Look through the material below. Copy each line that contains the string "вместимостью".

▬▬▬▬▬▬▬▬▬▬

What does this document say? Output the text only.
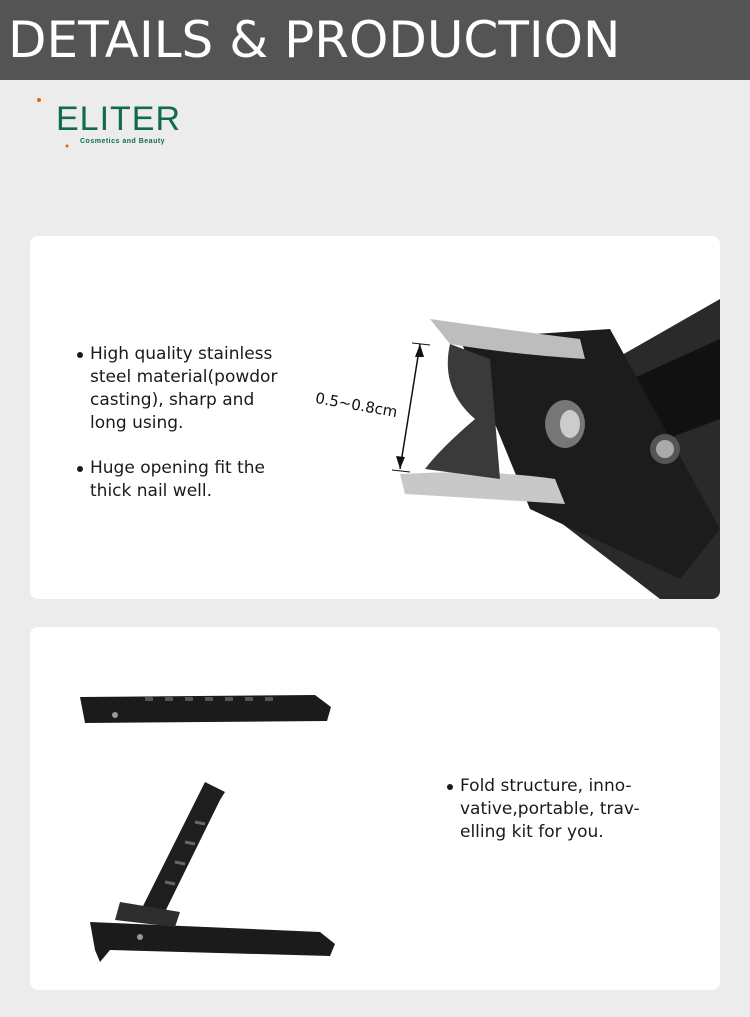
DETAILS & PRODUCTION
ELITER
Cosmetics and Beauty
High quality stainless steel material(powdor casting), sharp and long using.
Huge opening fit the thick nail well.
0.5~0.8cm
Fold structure, inno-vative,portable, trav-elling kit for you.
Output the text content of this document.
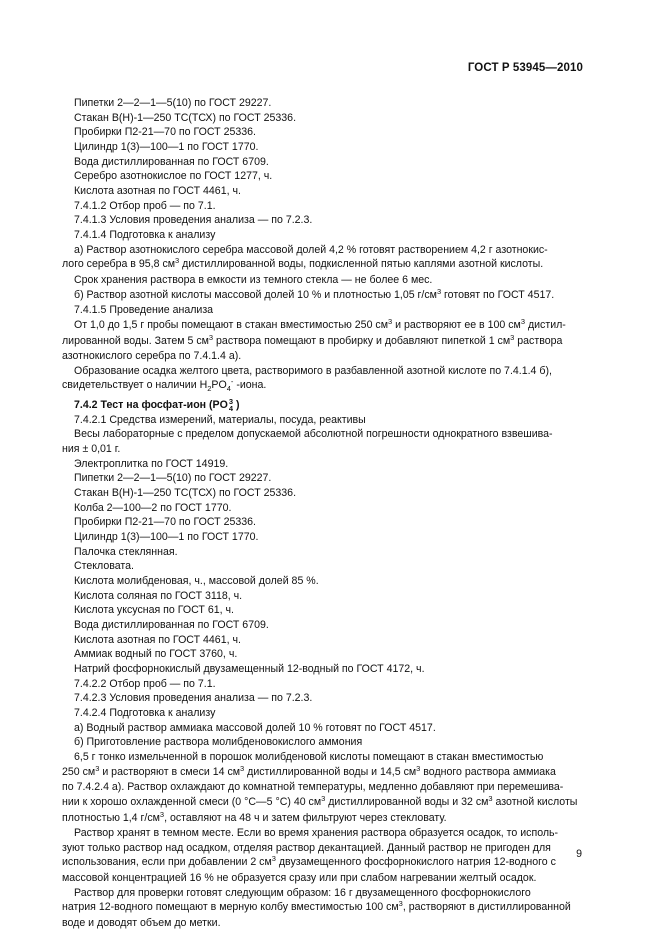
ГОСТ Р 53945—2010
Пипетки 2—2—1—5(10) по ГОСТ 29227.
Стакан В(Н)-1—250 ТС(ТСХ) по ГОСТ 25336.
Пробирки П2-21—70 по ГОСТ 25336.
Цилиндр 1(3)—100—1 по ГОСТ 1770.
Вода дистиллированная по ГОСТ 6709.
Серебро азотнокислое по ГОСТ 1277, ч.
Кислота азотная по ГОСТ 4461, ч.
7.4.1.2 Отбор проб — по 7.1.
7.4.1.3 Условия проведения анализа — по 7.2.3.
7.4.1.4 Подготовка к анализу
а) Раствор азотнокислого серебра массовой долей 4,2 % готовят растворением 4,2 г азотнокис-
лого серебра в 95,8 $см^3$ дистиллированной воды, подкисленной пятью каплями азотной кислоты.
Срок хранения раствора в емкости из темного стекла — не более 6 мес.
б) Раствор азотной кислоты массовой долей 10 % и плотностью 1,05 $г/см^3$ готовят по ГОСТ 4517.
7.4.1.5 Проведение анализа
От 1,0 до 1,5 г пробы помещают в стакан вместимостью 250 $см^3$ и растворяют ее в 100 $см^3$ дистил-
лированной воды. Затем 5 $см^3$ раствора помещают в пробирку и добавляют пипеткой 1 $см^3$ раствора
азотнокислого серебра по 7.4.1.4 а).
Образование осадка желтого цвета, растворимого в разбавленной азотной кислоте по 7.4.1.4 б),
свидетельствует о наличии $H_2PO_4^-$ -иона.
7.4.2 Тест на фосфат-ион (PO 3
4 )
7.4.2.1 Средства измерений, материалы, посуда, реактивы
Весы лабораторные с пределом допускаемой абсолютной погрешности однократного взвешива-
ния ± 0,01 г.
Электроплитка по ГОСТ 14919.
Пипетки 2—2—1—5(10) по ГОСТ 29227.
Стакан В(Н)-1—250 ТС(ТСХ) по ГОСТ 25336.
Колба 2—100—2 по ГОСТ 1770.
Пробирки П2-21—70 по ГОСТ 25336.
Цилиндр 1(3)—100—1 по ГОСТ 1770.
Палочка стеклянная.
Стекловата.
Кислота молибденовая, ч., массовой долей 85 %.
Кислота соляная по ГОСТ 3118, ч.
Кислота уксусная по ГОСТ 61, ч.
Вода дистиллированная по ГОСТ 6709.
Кислота азотная по ГОСТ 4461, ч.
Аммиак водный по ГОСТ 3760, ч.
Натрий фосфорнокислый двузамещенный 12-водный по ГОСТ 4172, ч.
7.4.2.2 Отбор проб — по 7.1.
7.4.2.3 Условия проведения анализа — по 7.2.3.
7.4.2.4 Подготовка к анализу
а) Водный раствор аммиака массовой долей 10 % готовят по ГОСТ 4517.
б) Приготовление раствора молибденовокислого аммония
6,5 г тонко измельченной в порошок молибденовой кислоты помещают в стакан вместимостью
250 $см^3$ и растворяют в смеси 14 $см^3$ дистиллированной воды и 14,5 $см^3$ водного раствора аммиака
по 7.4.2.4 а). Раствор охлаждают до комнатной температуры, медленно добавляют при перемешива-
нии к хорошо охлажденной смеси (0 °С—5 °С) 40 $см^3$ дистиллированной воды и 32 $см^3$ азотной кислоты
плотностью 1,4 $г/см^3$, оставляют на 48 ч и затем фильтруют через стекловату.
Раствор хранят в темном месте. Если во время хранения раствора образуется осадок, то исполь-
зуют только раствор над осадком, отделяя раствор декантацией. Данный раствор не пригоден для
использования, если при добавлении 2 $см^3$ двузамещенного фосфорнокислого натрия 12-водного с
массовой концентрацией 16 % не образуется сразу или при слабом нагревании желтый осадок.
Раствор для проверки готовят следующим образом: 16 г двузамещенного фосфорнокислого
натрия 12-водного помещают в мерную колбу вместимостью 100 $см^3$, растворяют в дистиллированной
воде и доводят объем до метки.
9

▬▬▬▬▬▬▬▬▬▬

SOLVED EXERCISE:
От 1,0 до 1,5 г пробы помещают в стакан вместимостью 250 $см^3$ и растворяют ее в 100 $см^3$ дистил-
6,5 г тонко измельченной в порошок молибденовой кислоты помещают в стакан вместимостью
натрия 12-водного помещают в мерную колбу вместимостью 100 $см^3$, растворяют в дистиллированной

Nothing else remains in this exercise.